• Data to process:

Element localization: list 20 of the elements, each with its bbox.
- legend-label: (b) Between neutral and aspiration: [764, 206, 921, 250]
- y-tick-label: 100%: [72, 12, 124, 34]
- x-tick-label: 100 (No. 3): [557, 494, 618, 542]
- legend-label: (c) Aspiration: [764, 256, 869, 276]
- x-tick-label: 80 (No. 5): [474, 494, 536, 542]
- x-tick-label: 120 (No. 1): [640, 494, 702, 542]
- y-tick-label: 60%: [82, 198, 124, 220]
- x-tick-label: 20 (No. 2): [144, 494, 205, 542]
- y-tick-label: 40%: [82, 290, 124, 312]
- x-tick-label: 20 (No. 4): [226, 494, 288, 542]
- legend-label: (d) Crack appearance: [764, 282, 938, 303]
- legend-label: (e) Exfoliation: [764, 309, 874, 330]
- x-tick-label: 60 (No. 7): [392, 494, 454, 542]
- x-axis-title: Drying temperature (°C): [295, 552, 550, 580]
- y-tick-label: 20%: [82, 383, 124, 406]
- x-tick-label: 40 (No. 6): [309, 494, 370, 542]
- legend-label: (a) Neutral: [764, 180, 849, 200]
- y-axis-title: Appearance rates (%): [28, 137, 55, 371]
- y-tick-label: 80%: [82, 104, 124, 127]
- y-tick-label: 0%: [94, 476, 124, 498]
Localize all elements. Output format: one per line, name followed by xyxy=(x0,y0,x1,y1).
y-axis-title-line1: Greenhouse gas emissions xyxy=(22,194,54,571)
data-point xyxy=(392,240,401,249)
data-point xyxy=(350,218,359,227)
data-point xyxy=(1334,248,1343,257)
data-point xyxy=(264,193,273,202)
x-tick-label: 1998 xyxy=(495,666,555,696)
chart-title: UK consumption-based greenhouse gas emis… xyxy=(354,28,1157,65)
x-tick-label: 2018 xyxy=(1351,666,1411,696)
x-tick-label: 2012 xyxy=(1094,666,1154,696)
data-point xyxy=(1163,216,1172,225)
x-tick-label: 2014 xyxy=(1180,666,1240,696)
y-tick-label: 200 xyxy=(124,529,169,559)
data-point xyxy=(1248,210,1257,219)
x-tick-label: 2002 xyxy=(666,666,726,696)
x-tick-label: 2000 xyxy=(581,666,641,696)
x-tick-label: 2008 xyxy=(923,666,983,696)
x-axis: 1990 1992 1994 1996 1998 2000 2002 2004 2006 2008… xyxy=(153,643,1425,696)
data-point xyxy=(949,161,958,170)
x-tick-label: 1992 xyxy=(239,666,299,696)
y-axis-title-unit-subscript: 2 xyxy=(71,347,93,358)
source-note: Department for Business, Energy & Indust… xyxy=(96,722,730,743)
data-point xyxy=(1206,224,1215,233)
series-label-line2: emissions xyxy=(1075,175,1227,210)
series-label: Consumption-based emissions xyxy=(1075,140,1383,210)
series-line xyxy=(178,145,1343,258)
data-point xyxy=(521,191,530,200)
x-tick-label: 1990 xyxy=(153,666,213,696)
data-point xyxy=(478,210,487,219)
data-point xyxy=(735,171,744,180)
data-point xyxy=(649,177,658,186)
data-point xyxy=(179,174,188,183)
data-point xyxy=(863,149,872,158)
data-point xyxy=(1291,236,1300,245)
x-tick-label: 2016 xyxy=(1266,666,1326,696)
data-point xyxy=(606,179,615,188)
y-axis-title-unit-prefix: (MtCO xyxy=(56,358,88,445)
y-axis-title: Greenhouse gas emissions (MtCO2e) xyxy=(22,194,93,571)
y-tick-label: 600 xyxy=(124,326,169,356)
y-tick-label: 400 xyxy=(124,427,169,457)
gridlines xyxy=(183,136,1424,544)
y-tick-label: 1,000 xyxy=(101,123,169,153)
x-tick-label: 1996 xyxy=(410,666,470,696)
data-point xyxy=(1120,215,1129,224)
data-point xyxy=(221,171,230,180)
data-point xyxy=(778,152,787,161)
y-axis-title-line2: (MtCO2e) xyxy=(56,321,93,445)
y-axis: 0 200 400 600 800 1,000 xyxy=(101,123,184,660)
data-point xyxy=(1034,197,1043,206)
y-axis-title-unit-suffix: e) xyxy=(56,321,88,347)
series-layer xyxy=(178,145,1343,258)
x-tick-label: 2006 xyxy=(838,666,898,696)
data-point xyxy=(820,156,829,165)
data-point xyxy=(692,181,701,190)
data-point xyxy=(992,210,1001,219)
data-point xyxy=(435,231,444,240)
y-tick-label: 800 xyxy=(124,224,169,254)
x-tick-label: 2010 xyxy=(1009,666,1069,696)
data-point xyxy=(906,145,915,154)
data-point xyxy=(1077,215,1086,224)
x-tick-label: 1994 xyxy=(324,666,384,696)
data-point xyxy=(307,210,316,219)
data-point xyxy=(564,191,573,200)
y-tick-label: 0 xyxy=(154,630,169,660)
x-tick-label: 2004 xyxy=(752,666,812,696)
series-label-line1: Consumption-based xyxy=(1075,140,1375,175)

• What to produce:
Output every line of the entries above verbatim, keeping their original order.

• Output of the exercise:
Element localization: list 20 of the elements, each with its bbox.
- legend-label: (b) Between neutral and aspiration: [764, 206, 921, 250]
- y-tick-label: 100%: [72, 12, 124, 34]
- x-tick-label: 100 (No. 3): [557, 494, 618, 542]
- legend-label: (c) Aspiration: [764, 256, 869, 276]
- x-tick-label: 80 (No. 5): [474, 494, 536, 542]
- x-tick-label: 120 (No. 1): [640, 494, 702, 542]
- y-tick-label: 60%: [82, 198, 124, 220]
- x-tick-label: 20 (No. 2): [144, 494, 205, 542]
- y-tick-label: 40%: [82, 290, 124, 312]
- x-tick-label: 20 (No. 4): [226, 494, 288, 542]
- legend-label: (d) Crack appearance: [764, 282, 938, 303]
- legend-label: (e) Exfoliation: [764, 309, 874, 330]
- x-tick-label: 60 (No. 7): [392, 494, 454, 542]
- x-axis-title: Drying temperature (°C): [295, 552, 550, 580]
- y-tick-label: 20%: [82, 383, 124, 406]
- x-tick-label: 40 (No. 6): [309, 494, 370, 542]
- legend-label: (a) Neutral: [764, 180, 849, 200]
- y-axis-title: Appearance rates (%): [28, 137, 55, 371]
- y-tick-label: 80%: [82, 104, 124, 127]
- y-tick-label: 0%: [94, 476, 124, 498]
Localize all elements. Output format: one per line, name followed by xyxy=(x0,y0,x1,y1).
y-axis-title-line1: Greenhouse gas emissions xyxy=(22,194,54,571)
data-point xyxy=(392,240,401,249)
data-point xyxy=(350,218,359,227)
data-point xyxy=(1334,248,1343,257)
data-point xyxy=(264,193,273,202)
x-tick-label: 1998 xyxy=(495,666,555,696)
chart-title: UK consumption-based greenhouse gas emis… xyxy=(354,28,1157,65)
x-tick-label: 2018 xyxy=(1351,666,1411,696)
x-tick-label: 2012 xyxy=(1094,666,1154,696)
data-point xyxy=(1163,216,1172,225)
x-tick-label: 2014 xyxy=(1180,666,1240,696)
y-tick-label: 200 xyxy=(124,529,169,559)
data-point xyxy=(1248,210,1257,219)
x-tick-label: 2002 xyxy=(666,666,726,696)
x-tick-label: 2000 xyxy=(581,666,641,696)
x-tick-label: 2008 xyxy=(923,666,983,696)
x-axis: 1990 1992 1994 1996 1998 2000 2002 2004 2006 2008… xyxy=(153,643,1425,696)
data-point xyxy=(949,161,958,170)
x-tick-label: 1992 xyxy=(239,666,299,696)
y-axis-title-unit-subscript: 2 xyxy=(71,347,93,358)
source-note: Department for Business, Energy & Indust… xyxy=(96,722,730,743)
data-point xyxy=(1206,224,1215,233)
series-label-line2: emissions xyxy=(1075,175,1227,210)
series-label: Consumption-based emissions xyxy=(1075,140,1383,210)
series-line xyxy=(178,145,1343,258)
data-point xyxy=(521,191,530,200)
x-tick-label: 1990 xyxy=(153,666,213,696)
data-point xyxy=(478,210,487,219)
data-point xyxy=(735,171,744,180)
data-point xyxy=(649,177,658,186)
data-point xyxy=(179,174,188,183)
data-point xyxy=(863,149,872,158)
data-point xyxy=(1291,236,1300,245)
x-tick-label: 2016 xyxy=(1266,666,1326,696)
data-point xyxy=(606,179,615,188)
y-axis-title-unit-prefix: (MtCO xyxy=(56,358,88,445)
y-axis-title: Greenhouse gas emissions (MtCO2e) xyxy=(22,194,93,571)
y-tick-label: 600 xyxy=(124,326,169,356)
y-tick-label: 400 xyxy=(124,427,169,457)
gridlines xyxy=(183,136,1424,544)
y-tick-label: 1,000 xyxy=(101,123,169,153)
x-tick-label: 1996 xyxy=(410,666,470,696)
data-point xyxy=(1120,215,1129,224)
data-point xyxy=(221,171,230,180)
data-point xyxy=(778,152,787,161)
y-axis-title-line2: (MtCO2e) xyxy=(56,321,93,445)
y-axis: 0 200 400 600 800 1,000 xyxy=(101,123,184,660)
data-point xyxy=(1034,197,1043,206)
y-axis-title-unit-suffix: e) xyxy=(56,321,88,347)
series-layer xyxy=(178,145,1343,258)
x-tick-label: 2006 xyxy=(838,666,898,696)
data-point xyxy=(820,156,829,165)
data-point xyxy=(692,181,701,190)
data-point xyxy=(992,210,1001,219)
data-point xyxy=(435,231,444,240)
y-tick-label: 800 xyxy=(124,224,169,254)
x-tick-label: 2010 xyxy=(1009,666,1069,696)
data-point xyxy=(906,145,915,154)
data-point xyxy=(1077,215,1086,224)
x-tick-label: 1994 xyxy=(324,666,384,696)
data-point xyxy=(307,210,316,219)
data-point xyxy=(564,191,573,200)
y-tick-label: 0 xyxy=(154,630,169,660)
x-tick-label: 2004 xyxy=(752,666,812,696)
series-label-line1: Consumption-based xyxy=(1075,140,1375,175)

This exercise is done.